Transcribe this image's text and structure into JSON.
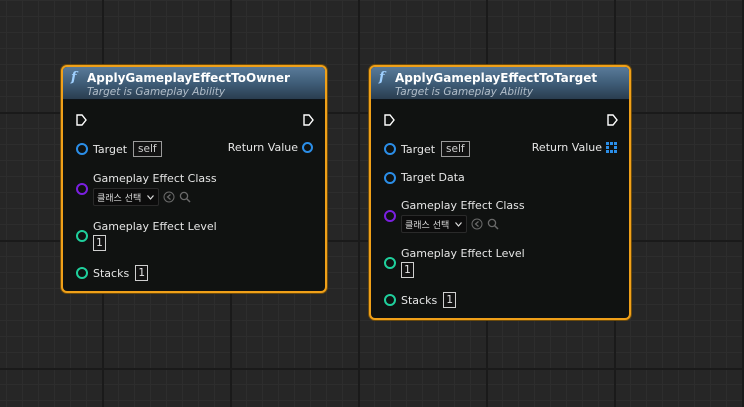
{
  "nodes": [
    {
      "title": "ApplyGameplayEffectToOwner",
      "subtitle": "Target is Gameplay Ability",
      "function_icon": "f",
      "target_label": "Target",
      "target_value": "self",
      "return_label": "Return Value",
      "effect_class_label": "Gameplay Effect Class",
      "effect_class_value": "클래스 선택",
      "effect_level_label": "Gameplay Effect Level",
      "effect_level_value": "1",
      "stacks_label": "Stacks",
      "stacks_value": "1"
    },
    {
      "title": "ApplyGameplayEffectToTarget",
      "subtitle": "Target is Gameplay Ability",
      "function_icon": "f",
      "target_label": "Target",
      "target_value": "self",
      "return_label": "Return Value",
      "target_data_label": "Target Data",
      "effect_class_label": "Gameplay Effect Class",
      "effect_class_value": "클래스 선택",
      "effect_level_label": "Gameplay Effect Level",
      "effect_level_value": "1",
      "stacks_label": "Stacks",
      "stacks_value": "1"
    }
  ],
  "colors": {
    "selection_border": "#f0a019",
    "object_pin": "#2b8ee8",
    "class_pin": "#7a1fe0",
    "numeric_pin": "#1fcf9c"
  }
}
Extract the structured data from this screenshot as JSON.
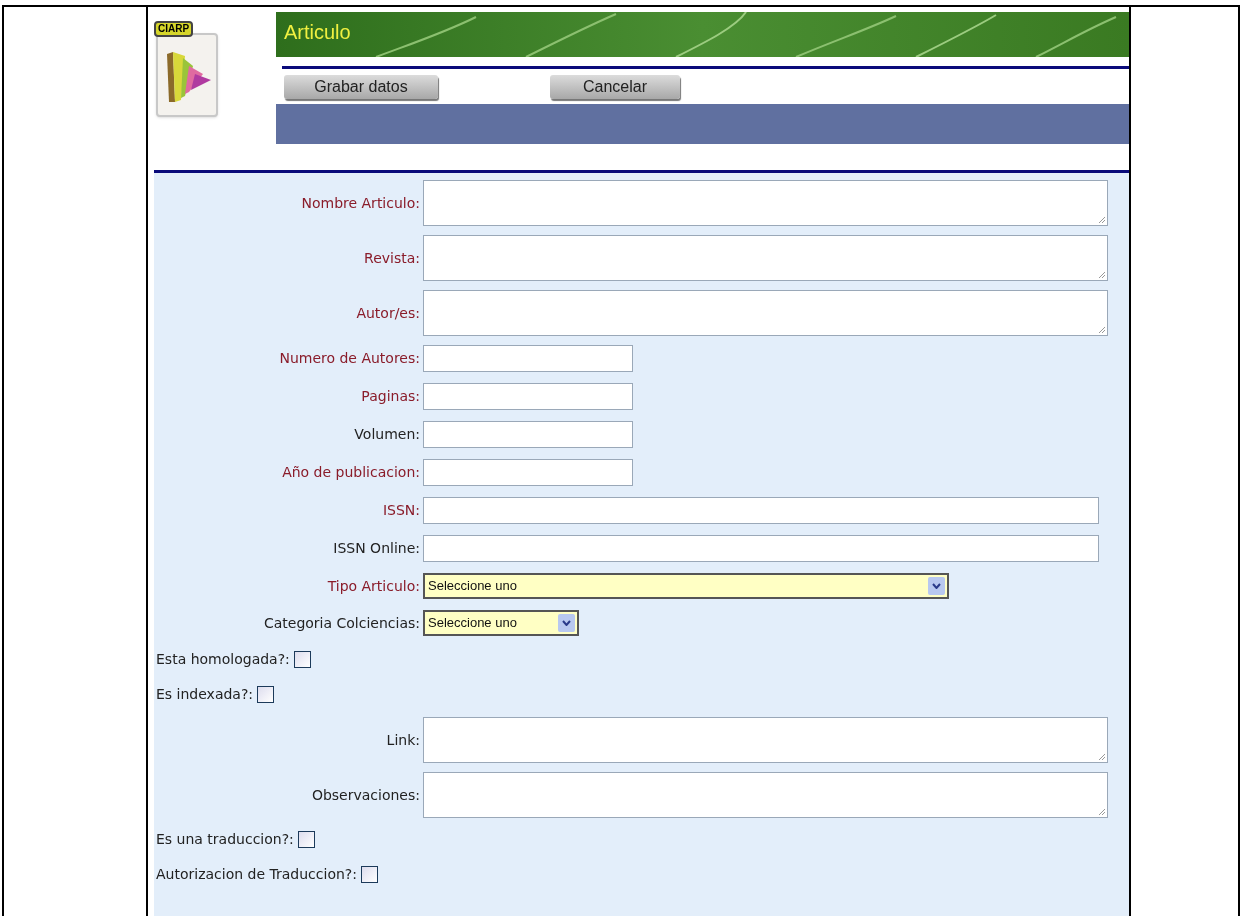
{
  "logo": {
    "badge": "CIARP"
  },
  "header": {
    "title": "Articulo"
  },
  "buttons": [
    "Grabar datos",
    "Cancelar"
  ],
  "fields": [
    {
      "kind": "textarea",
      "label": "Nombre Articulo:",
      "required": true
    },
    {
      "kind": "textarea",
      "label": "Revista:",
      "required": true
    },
    {
      "kind": "textarea",
      "label": "Autor/es:",
      "required": true
    },
    {
      "kind": "short",
      "label": "Numero de Autores:",
      "required": true
    },
    {
      "kind": "short",
      "label": "Paginas:",
      "required": true
    },
    {
      "kind": "short",
      "label": "Volumen:",
      "required": false
    },
    {
      "kind": "short",
      "label": "Año de publicacion:",
      "required": true
    },
    {
      "kind": "long",
      "label": "ISSN:",
      "required": true
    },
    {
      "kind": "long",
      "label": "ISSN Online:",
      "required": false
    },
    {
      "kind": "select_wide",
      "label": "Tipo Articulo:",
      "required": true,
      "value": "Seleccione uno"
    },
    {
      "kind": "select",
      "label": "Categoria Colciencias:",
      "required": false,
      "value": "Seleccione uno"
    },
    {
      "kind": "checkbox",
      "label": "Esta homologada?:",
      "checked": false
    },
    {
      "kind": "checkbox",
      "label": "Es indexada?:",
      "checked": false
    },
    {
      "kind": "textarea",
      "label": "Link:",
      "required": false
    },
    {
      "kind": "textarea",
      "label": "Observaciones:",
      "required": false
    },
    {
      "kind": "checkbox",
      "label": "Es una traduccion?:",
      "checked": false
    },
    {
      "kind": "checkbox",
      "label": "Autorizacion de Traduccion?:",
      "checked": false
    }
  ]
}
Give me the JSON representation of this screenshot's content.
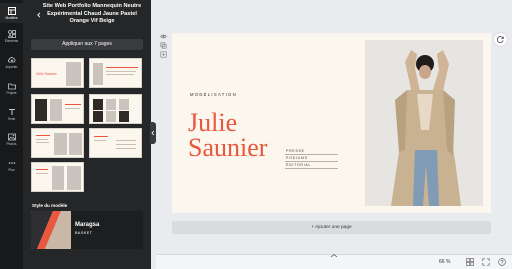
{
  "rail": {
    "items": [
      {
        "label": "Modèles",
        "icon": "template-icon"
      },
      {
        "label": "Éléments",
        "icon": "elements-icon"
      },
      {
        "label": "Importer",
        "icon": "upload-icon"
      },
      {
        "label": "Projets",
        "icon": "folder-icon"
      },
      {
        "label": "Texte",
        "icon": "text-icon"
      },
      {
        "label": "Photos",
        "icon": "photo-icon"
      },
      {
        "label": "Plus",
        "icon": "more-icon"
      }
    ]
  },
  "panel": {
    "title": "Site Web Portfolio Mannequin Neutre Expérimental Chaud Jaune Pastel Orange Vif Beige",
    "apply_button": "Appliquer aux 7 pages",
    "thumb_title": "Julie Saunier",
    "style_section": "Style du modèle",
    "style_name": "Maragsa",
    "style_font": "BASKET"
  },
  "page": {
    "eyebrow": "MODÉLISATION",
    "name_line1": "Julie",
    "name_line2": "Saunier",
    "menu": [
      "PRESSE",
      "PODIUMS",
      "ÉDITORIAL"
    ]
  },
  "canvas": {
    "add_page": "+ Ajouter une page",
    "zoom": "66 %"
  },
  "colors": {
    "accent": "#e8573e",
    "page_bg": "#fbf6ee",
    "panel_bg": "#252627",
    "rail_bg": "#18191b"
  }
}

________________

EXERCISE DESCRIPTION: State the count of lines that contain the string "this". Nothing else is needed.

FULL ANSWER: 3